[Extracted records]

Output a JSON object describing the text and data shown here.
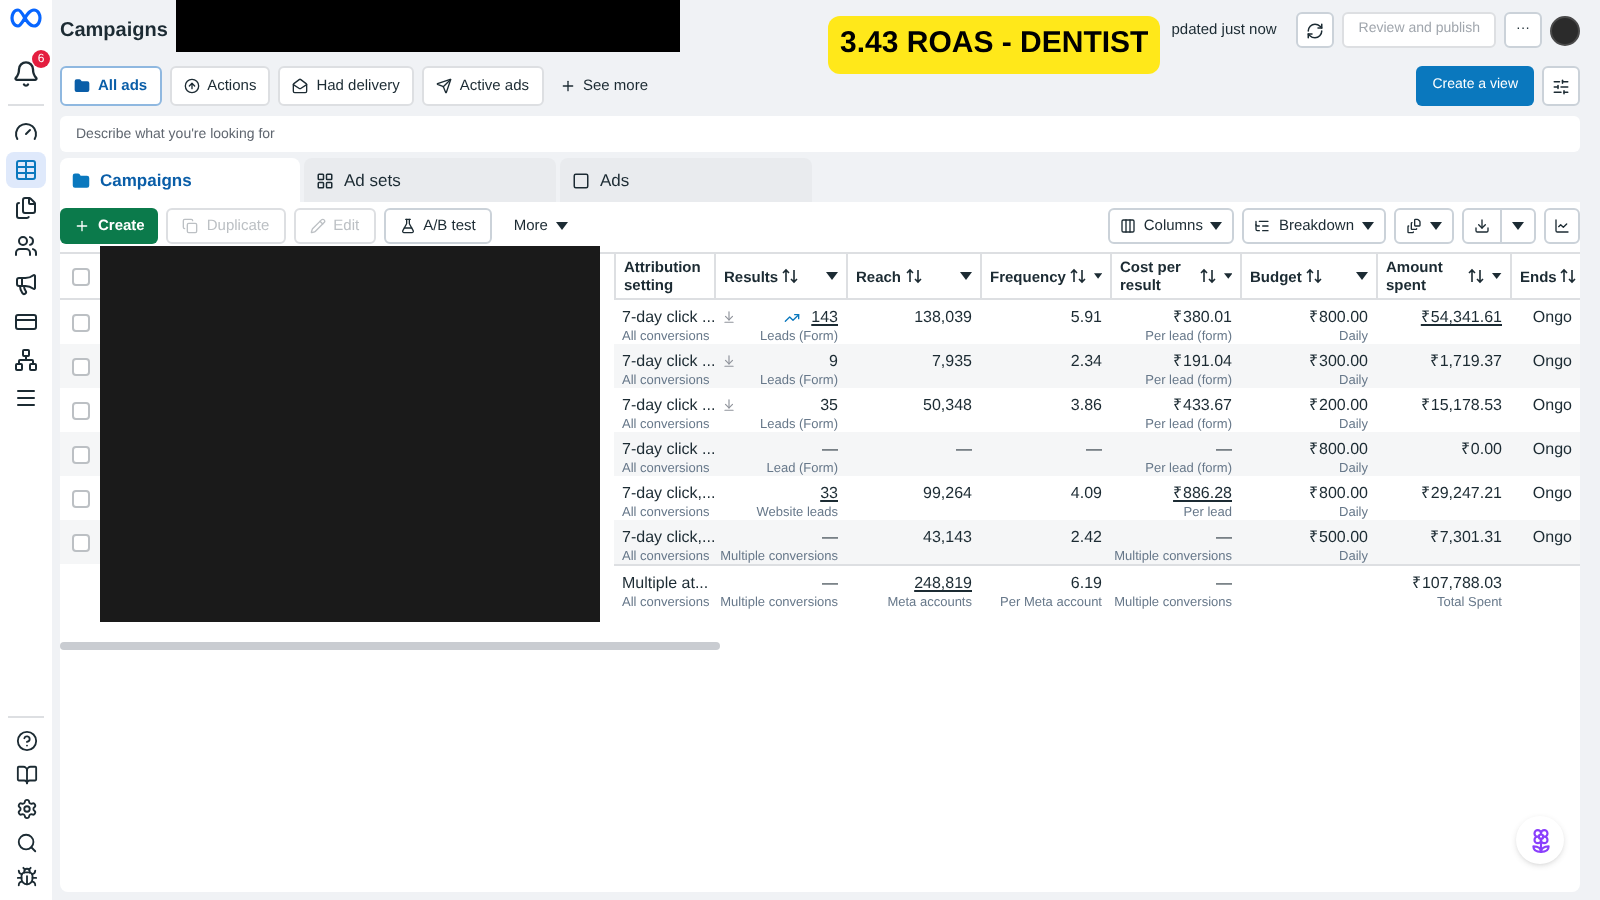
{
  "header": {
    "title": "Campaigns",
    "status": "pdated just now",
    "review_button": {
      "label": "Review and publish",
      "disabled": true
    },
    "more_button": "···"
  },
  "banner": "3.43 ROAS - DENTIST",
  "sidebar": {
    "notifications_badge": "6",
    "items": [
      {
        "selected": false
      },
      {
        "selected": true
      },
      {
        "selected": false
      },
      {
        "selected": false
      },
      {
        "selected": false
      },
      {
        "selected": false
      },
      {
        "selected": false
      },
      {
        "selected": false
      }
    ]
  },
  "filters": {
    "chips": [
      {
        "label": "All ads",
        "selected": true
      },
      {
        "label": "Actions",
        "selected": false
      },
      {
        "label": "Had delivery",
        "selected": false
      },
      {
        "label": "Active ads",
        "selected": false
      }
    ],
    "see_more": "See more",
    "create_view": "Create a view"
  },
  "search": {
    "placeholder": "Describe what you're looking for"
  },
  "tabs": [
    {
      "label": "Campaigns",
      "selected": true
    },
    {
      "label": "Ad sets",
      "selected": false
    },
    {
      "label": "Ads",
      "selected": false
    }
  ],
  "toolbar": {
    "buttons": [
      {
        "kind": "create",
        "label": "Create",
        "disabled": false
      },
      {
        "kind": "duplicate",
        "label": "Duplicate",
        "disabled": true
      },
      {
        "kind": "edit",
        "label": "Edit",
        "disabled": true
      },
      {
        "kind": "abtest",
        "label": "A/B test",
        "disabled": false
      },
      {
        "kind": "more",
        "label": "More",
        "disabled": false
      }
    ],
    "columns": "Columns",
    "breakdown": "Breakdown"
  },
  "table": {
    "header_checked": false,
    "columns": [
      "Attribution setting",
      "Results",
      "Reach",
      "Frequency",
      "Cost per result",
      "Budget",
      "Amount spent",
      "Ends"
    ],
    "rows": [
      {
        "checked": false,
        "attribution": "7-day click ...",
        "attribution_sub": "All conversions",
        "download": true,
        "trend": true,
        "results": "143",
        "results_linked": true,
        "results_sub": "Leads (Form)",
        "reach": "138,039",
        "frequency": "5.91",
        "cost": "₹380.01",
        "cost_linked": false,
        "cost_sub": "Per lead (form)",
        "budget": "₹800.00",
        "budget_sub": "Daily",
        "spent": "₹54,341.61",
        "spent_linked": true,
        "ends": "Ongo"
      },
      {
        "checked": false,
        "attribution": "7-day click ...",
        "attribution_sub": "All conversions",
        "download": true,
        "trend": false,
        "results": "9",
        "results_linked": false,
        "results_sub": "Leads (Form)",
        "reach": "7,935",
        "frequency": "2.34",
        "cost": "₹191.04",
        "cost_linked": false,
        "cost_sub": "Per lead (form)",
        "budget": "₹300.00",
        "budget_sub": "Daily",
        "spent": "₹1,719.37",
        "spent_linked": false,
        "ends": "Ongo"
      },
      {
        "checked": false,
        "attribution": "7-day click ...",
        "attribution_sub": "All conversions",
        "download": true,
        "trend": false,
        "results": "35",
        "results_linked": false,
        "results_sub": "Leads (Form)",
        "reach": "50,348",
        "frequency": "3.86",
        "cost": "₹433.67",
        "cost_linked": false,
        "cost_sub": "Per lead (form)",
        "budget": "₹200.00",
        "budget_sub": "Daily",
        "spent": "₹15,178.53",
        "spent_linked": false,
        "ends": "Ongo"
      },
      {
        "checked": false,
        "attribution": "7-day click ...",
        "attribution_sub": "All conversions",
        "download": false,
        "trend": false,
        "results": "—",
        "results_linked": false,
        "results_sub": "Lead (Form)",
        "reach": "—",
        "frequency": "—",
        "cost": "—",
        "cost_linked": false,
        "cost_sub": "Per lead (form)",
        "budget": "₹800.00",
        "budget_sub": "Daily",
        "spent": "₹0.00",
        "spent_linked": false,
        "ends": "Ongo"
      },
      {
        "checked": false,
        "attribution": "7-day click,...",
        "attribution_sub": "All conversions",
        "download": false,
        "trend": false,
        "results": "33",
        "results_linked": true,
        "results_sub": "Website leads",
        "reach": "99,264",
        "frequency": "4.09",
        "cost": "₹886.28",
        "cost_linked": true,
        "cost_sub": "Per lead",
        "budget": "₹800.00",
        "budget_sub": "Daily",
        "spent": "₹29,247.21",
        "spent_linked": false,
        "ends": "Ongo"
      },
      {
        "checked": false,
        "attribution": "7-day click,...",
        "attribution_sub": "All conversions",
        "download": false,
        "trend": false,
        "results": "—",
        "results_linked": false,
        "results_sub": "Multiple conversions",
        "reach": "43,143",
        "frequency": "2.42",
        "cost": "—",
        "cost_linked": false,
        "cost_sub": "Multiple conversions",
        "budget": "₹500.00",
        "budget_sub": "Daily",
        "spent": "₹7,301.31",
        "spent_linked": false,
        "ends": "Ongo"
      }
    ],
    "total": {
      "attribution": "Multiple at...",
      "attribution_sub": "All conversions",
      "results": "—",
      "results_sub": "Multiple conversions",
      "reach": "248,819",
      "reach_sub": "Meta accounts",
      "frequency": "6.19",
      "frequency_sub": "Per Meta account",
      "cost": "—",
      "cost_sub": "Multiple conversions",
      "spent": "₹107,788.03",
      "spent_sub": "Total Spent"
    }
  }
}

■ **Given problem**
Print out the whole of the material word for word, without pictures.

■ **Written solution**
Output a JSON object describing the text and data shown here.
{
  "header": {
    "title": "Campaigns",
    "status": "pdated just now",
    "review_button": {
      "label": "Review and publish",
      "disabled": true
    },
    "more_button": "···"
  },
  "banner": "3.43 ROAS - DENTIST",
  "sidebar": {
    "notifications_badge": "6",
    "items": [
      {
        "selected": false
      },
      {
        "selected": true
      },
      {
        "selected": false
      },
      {
        "selected": false
      },
      {
        "selected": false
      },
      {
        "selected": false
      },
      {
        "selected": false
      },
      {
        "selected": false
      }
    ]
  },
  "filters": {
    "chips": [
      {
        "label": "All ads",
        "selected": true
      },
      {
        "label": "Actions",
        "selected": false
      },
      {
        "label": "Had delivery",
        "selected": false
      },
      {
        "label": "Active ads",
        "selected": false
      }
    ],
    "see_more": "See more",
    "create_view": "Create a view"
  },
  "search": {
    "placeholder": "Describe what you're looking for"
  },
  "tabs": [
    {
      "label": "Campaigns",
      "selected": true
    },
    {
      "label": "Ad sets",
      "selected": false
    },
    {
      "label": "Ads",
      "selected": false
    }
  ],
  "toolbar": {
    "buttons": [
      {
        "kind": "create",
        "label": "Create",
        "disabled": false
      },
      {
        "kind": "duplicate",
        "label": "Duplicate",
        "disabled": true
      },
      {
        "kind": "edit",
        "label": "Edit",
        "disabled": true
      },
      {
        "kind": "abtest",
        "label": "A/B test",
        "disabled": false
      },
      {
        "kind": "more",
        "label": "More",
        "disabled": false
      }
    ],
    "columns": "Columns",
    "breakdown": "Breakdown"
  },
  "table": {
    "header_checked": false,
    "columns": [
      "Attribution setting",
      "Results",
      "Reach",
      "Frequency",
      "Cost per result",
      "Budget",
      "Amount spent",
      "Ends"
    ],
    "rows": [
      {
        "checked": false,
        "attribution": "7-day click ...",
        "attribution_sub": "All conversions",
        "download": true,
        "trend": true,
        "results": "143",
        "results_linked": true,
        "results_sub": "Leads (Form)",
        "reach": "138,039",
        "frequency": "5.91",
        "cost": "₹380.01",
        "cost_linked": false,
        "cost_sub": "Per lead (form)",
        "budget": "₹800.00",
        "budget_sub": "Daily",
        "spent": "₹54,341.61",
        "spent_linked": true,
        "ends": "Ongo"
      },
      {
        "checked": false,
        "attribution": "7-day click ...",
        "attribution_sub": "All conversions",
        "download": true,
        "trend": false,
        "results": "9",
        "results_linked": false,
        "results_sub": "Leads (Form)",
        "reach": "7,935",
        "frequency": "2.34",
        "cost": "₹191.04",
        "cost_linked": false,
        "cost_sub": "Per lead (form)",
        "budget": "₹300.00",
        "budget_sub": "Daily",
        "spent": "₹1,719.37",
        "spent_linked": false,
        "ends": "Ongo"
      },
      {
        "checked": false,
        "attribution": "7-day click ...",
        "attribution_sub": "All conversions",
        "download": true,
        "trend": false,
        "results": "35",
        "results_linked": false,
        "results_sub": "Leads (Form)",
        "reach": "50,348",
        "frequency": "3.86",
        "cost": "₹433.67",
        "cost_linked": false,
        "cost_sub": "Per lead (form)",
        "budget": "₹200.00",
        "budget_sub": "Daily",
        "spent": "₹15,178.53",
        "spent_linked": false,
        "ends": "Ongo"
      },
      {
        "checked": false,
        "attribution": "7-day click ...",
        "attribution_sub": "All conversions",
        "download": false,
        "trend": false,
        "results": "—",
        "results_linked": false,
        "results_sub": "Lead (Form)",
        "reach": "—",
        "frequency": "—",
        "cost": "—",
        "cost_linked": false,
        "cost_sub": "Per lead (form)",
        "budget": "₹800.00",
        "budget_sub": "Daily",
        "spent": "₹0.00",
        "spent_linked": false,
        "ends": "Ongo"
      },
      {
        "checked": false,
        "attribution": "7-day click,...",
        "attribution_sub": "All conversions",
        "download": false,
        "trend": false,
        "results": "33",
        "results_linked": true,
        "results_sub": "Website leads",
        "reach": "99,264",
        "frequency": "4.09",
        "cost": "₹886.28",
        "cost_linked": true,
        "cost_sub": "Per lead",
        "budget": "₹800.00",
        "budget_sub": "Daily",
        "spent": "₹29,247.21",
        "spent_linked": false,
        "ends": "Ongo"
      },
      {
        "checked": false,
        "attribution": "7-day click,...",
        "attribution_sub": "All conversions",
        "download": false,
        "trend": false,
        "results": "—",
        "results_linked": false,
        "results_sub": "Multiple conversions",
        "reach": "43,143",
        "frequency": "2.42",
        "cost": "—",
        "cost_linked": false,
        "cost_sub": "Multiple conversions",
        "budget": "₹500.00",
        "budget_sub": "Daily",
        "spent": "₹7,301.31",
        "spent_linked": false,
        "ends": "Ongo"
      }
    ],
    "total": {
      "attribution": "Multiple at...",
      "attribution_sub": "All conversions",
      "results": "—",
      "results_sub": "Multiple conversions",
      "reach": "248,819",
      "reach_sub": "Meta accounts",
      "frequency": "6.19",
      "frequency_sub": "Per Meta account",
      "cost": "—",
      "cost_sub": "Multiple conversions",
      "spent": "₹107,788.03",
      "spent_sub": "Total Spent"
    }
  }
}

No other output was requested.